Rewrite the listing below, replacing every "Bulk carriers" with "Dry bulk carriers" and leaving everything else unchanged. Leave the picture out of your version.
-- BEGIN SUPPLIED RECORDS --
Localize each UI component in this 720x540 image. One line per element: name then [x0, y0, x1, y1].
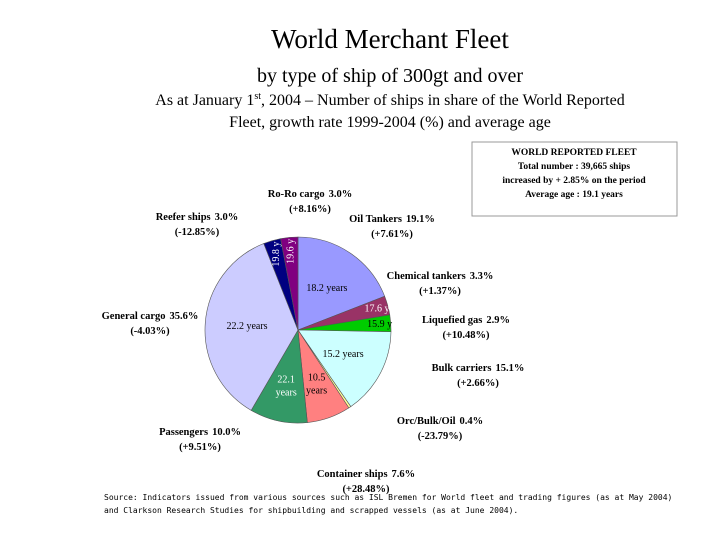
growth-label: (+2.66%) — [457, 378, 499, 389]
slice-label: Oil Tankers 19.1% — [349, 214, 435, 225]
value-label: 3.3% — [470, 271, 494, 282]
growth-label: (+10.48%) — [442, 330, 490, 341]
description: Fleet, growth rate 1999-2004 (%) and ave… — [229, 114, 551, 131]
value-label: 3.0% — [215, 212, 239, 223]
category-name: Reefer ships — [156, 212, 211, 223]
age-text: 19.8 y — [271, 242, 282, 267]
age-text: 22.2 years — [226, 321, 267, 332]
value-label: 10.0% — [212, 427, 241, 438]
age-text: years — [306, 386, 327, 397]
title: World Merchant Fleet — [271, 24, 509, 54]
value-label: 19.1% — [406, 214, 435, 225]
age-label: 22.2 years — [226, 321, 267, 332]
pie-slice — [297, 236, 386, 331]
superscript: st — [254, 91, 261, 102]
age-label: 15.9 y — [367, 319, 392, 330]
description: As at January 1st, 2004 – Number of ship… — [155, 91, 624, 109]
summary-line: Average age : 19.1 years — [525, 190, 623, 200]
slice-label: Liquefied gas 2.9% — [422, 315, 510, 326]
category-name: Ro-Ro cargo — [268, 189, 325, 200]
age-text: 15.2 years — [322, 349, 363, 360]
slice-label: Orc/Bulk/Oil 0.4% — [397, 416, 483, 427]
age-text: years — [276, 388, 297, 399]
growth-label: (-12.85%) — [175, 227, 220, 238]
growth-label: (+1.37%) — [419, 286, 461, 297]
age-label: 15.2 years — [322, 349, 363, 360]
growth-label: (+9.51%) — [179, 442, 221, 453]
category-name: Oil Tankers — [349, 214, 402, 225]
pie-slice — [280, 236, 299, 331]
slice-label: Passengers 10.0% — [159, 427, 241, 438]
category-name: General cargo — [102, 311, 166, 322]
value-label: 15.1% — [495, 363, 524, 374]
growth-label: (+28.48%) — [342, 484, 390, 495]
description-text: , 2004 – Number of ships in share of the… — [261, 92, 625, 109]
subtitle: by type of ship of 300gt and over — [257, 65, 523, 87]
summary-line: Total number : 39,665 ships — [518, 162, 630, 172]
summary-line: WORLD REPORTED FLEET — [511, 148, 637, 158]
age-label: 17.6 y — [364, 303, 389, 314]
age-text: 17.6 y — [364, 303, 389, 314]
slice-label: Container ships 7.6% — [317, 469, 415, 480]
age-label: 19.6 y — [286, 239, 297, 264]
category-name: Chemical tankers — [387, 271, 466, 282]
pie-slice — [297, 329, 392, 408]
value-label: 7.6% — [392, 469, 416, 480]
age-text: 15.9 y — [367, 319, 392, 330]
slice-label: Reefer ships 3.0% — [156, 212, 239, 223]
growth-label: (+7.61%) — [371, 229, 413, 240]
age-text: 22.1 — [277, 375, 295, 386]
category-name: Bulk carriers — [432, 363, 492, 374]
description-text: As at January 1 — [155, 92, 254, 109]
age-label: 10.5 years — [306, 373, 327, 397]
category-name: Liquefied gas — [422, 315, 482, 326]
source-line: and Clarkson Research Studies for shipbu… — [104, 506, 518, 515]
value-label: 3.0% — [329, 189, 353, 200]
growth-label: (+8.16%) — [289, 204, 331, 215]
category-name: Orc/Bulk/Oil — [397, 416, 456, 427]
age-label: 22.1 years — [276, 375, 297, 399]
age-text: 10.5 — [308, 373, 326, 384]
age-label: 19.8 y — [271, 242, 282, 267]
category-name: Container ships — [317, 469, 388, 480]
age-text: 19.6 y — [286, 239, 297, 264]
value-label: 2.9% — [486, 315, 510, 326]
source-line: Source: Indicators issued from various s… — [104, 493, 672, 502]
slice-label: Bulk carriers 15.1% — [432, 363, 525, 374]
summary-line: increased by + 2.85% on the period — [502, 176, 646, 186]
value-label: 0.4% — [460, 416, 484, 427]
age-text: 18.2 years — [306, 283, 347, 294]
category-name: Passengers — [159, 427, 208, 438]
pie-slice — [204, 243, 299, 411]
slice-label: Ro-Ro cargo 3.0% — [268, 189, 352, 200]
growth-label: (-23.79%) — [418, 431, 463, 442]
value-label: 35.6% — [169, 311, 198, 322]
slice-label: General cargo 35.6% — [102, 311, 199, 322]
slice-label: Chemical tankers 3.3% — [387, 271, 494, 282]
age-label: 18.2 years — [306, 283, 347, 294]
summary-box — [471, 141, 678, 217]
growth-label: (-4.03%) — [130, 326, 170, 337]
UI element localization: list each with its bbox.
-- END SUPPLIED RECORDS --
TASK ANSWER –
Localize each UI component in this 720x540 image. One line per element: name then [x0, y0, x1, y1].
growth-label: (+2.66%) — [457, 378, 499, 389]
slice-label: Oil Tankers 19.1% — [349, 214, 435, 225]
value-label: 3.3% — [470, 271, 494, 282]
growth-label: (+10.48%) — [442, 330, 490, 341]
description: Fleet, growth rate 1999-2004 (%) and ave… — [229, 114, 551, 131]
value-label: 3.0% — [215, 212, 239, 223]
category-name: Reefer ships — [156, 212, 211, 223]
age-text: 19.8 y — [271, 242, 282, 267]
age-text: 22.2 years — [226, 321, 267, 332]
value-label: 10.0% — [212, 427, 241, 438]
age-text: years — [306, 386, 327, 397]
title: World Merchant Fleet — [271, 24, 509, 54]
value-label: 19.1% — [406, 214, 435, 225]
age-label: 22.2 years — [226, 321, 267, 332]
pie-slice — [297, 236, 386, 331]
superscript: st — [254, 91, 261, 102]
age-label: 15.9 y — [367, 319, 392, 330]
description: As at January 1st, 2004 – Number of ship… — [155, 91, 624, 109]
summary-line: Average age : 19.1 years — [525, 190, 623, 200]
slice-label: Liquefied gas 2.9% — [422, 315, 510, 326]
category-name: Ro-Ro cargo — [268, 189, 325, 200]
age-text: 15.2 years — [322, 349, 363, 360]
slice-label: Orc/Bulk/Oil 0.4% — [397, 416, 483, 427]
age-text: years — [276, 388, 297, 399]
growth-label: (-12.85%) — [175, 227, 220, 238]
growth-label: (+1.37%) — [419, 286, 461, 297]
age-label: 15.2 years — [322, 349, 363, 360]
growth-label: (+9.51%) — [179, 442, 221, 453]
category-name: Oil Tankers — [349, 214, 402, 225]
pie-slice — [280, 236, 299, 331]
slice-label: Passengers 10.0% — [159, 427, 241, 438]
category-name: General cargo — [102, 311, 166, 322]
value-label: 15.1% — [495, 363, 524, 374]
growth-label: (+28.48%) — [342, 484, 390, 495]
description-text: , 2004 – Number of ships in share of the… — [261, 92, 625, 109]
subtitle: by type of ship of 300gt and over — [257, 65, 523, 87]
summary-line: Total number : 39,665 ships — [518, 162, 630, 172]
summary-line: WORLD REPORTED FLEET — [511, 148, 637, 158]
age-label: 17.6 y — [364, 303, 389, 314]
age-text: 17.6 y — [364, 303, 389, 314]
slice-label: Container ships 7.6% — [317, 469, 415, 480]
age-label: 19.6 y — [286, 239, 297, 264]
category-name: Chemical tankers — [387, 271, 466, 282]
pie-slice — [297, 329, 392, 408]
value-label: 7.6% — [392, 469, 416, 480]
age-text: 15.9 y — [367, 319, 392, 330]
slice-label: Reefer ships 3.0% — [156, 212, 239, 223]
growth-label: (+7.61%) — [371, 229, 413, 240]
age-text: 22.1 — [277, 375, 295, 386]
category-name: Dry bulk carriers — [432, 363, 492, 374]
description-text: As at January 1 — [155, 92, 254, 109]
age-label: 10.5 years — [306, 373, 327, 397]
category-name: Liquefied gas — [422, 315, 482, 326]
source-line: and Clarkson Research Studies for shipbu… — [104, 506, 518, 515]
value-label: 3.0% — [329, 189, 353, 200]
growth-label: (+8.16%) — [289, 204, 331, 215]
category-name: Orc/Bulk/Oil — [397, 416, 456, 427]
age-label: 22.1 years — [276, 375, 297, 399]
age-text: 10.5 — [308, 373, 326, 384]
age-label: 19.8 y — [271, 242, 282, 267]
category-name: Container ships — [317, 469, 388, 480]
age-text: 19.6 y — [286, 239, 297, 264]
value-label: 2.9% — [486, 315, 510, 326]
source-line: Source: Indicators issued from various s… — [104, 493, 672, 502]
slice-label: Dry bulk carriers 15.1% — [432, 363, 525, 374]
summary-line: increased by + 2.85% on the period — [502, 176, 646, 186]
value-label: 0.4% — [460, 416, 484, 427]
age-text: 18.2 years — [306, 283, 347, 294]
category-name: Passengers — [159, 427, 208, 438]
pie-slice — [204, 243, 299, 411]
slice-label: Ro-Ro cargo 3.0% — [268, 189, 352, 200]
growth-label: (-23.79%) — [418, 431, 463, 442]
value-label: 35.6% — [169, 311, 198, 322]
slice-label: General cargo 35.6% — [102, 311, 199, 322]
slice-label: Chemical tankers 3.3% — [387, 271, 494, 282]
age-label: 18.2 years — [306, 283, 347, 294]
summary-box — [471, 141, 678, 217]
growth-label: (-4.03%) — [130, 326, 170, 337]
UI element localization: list each with its bbox.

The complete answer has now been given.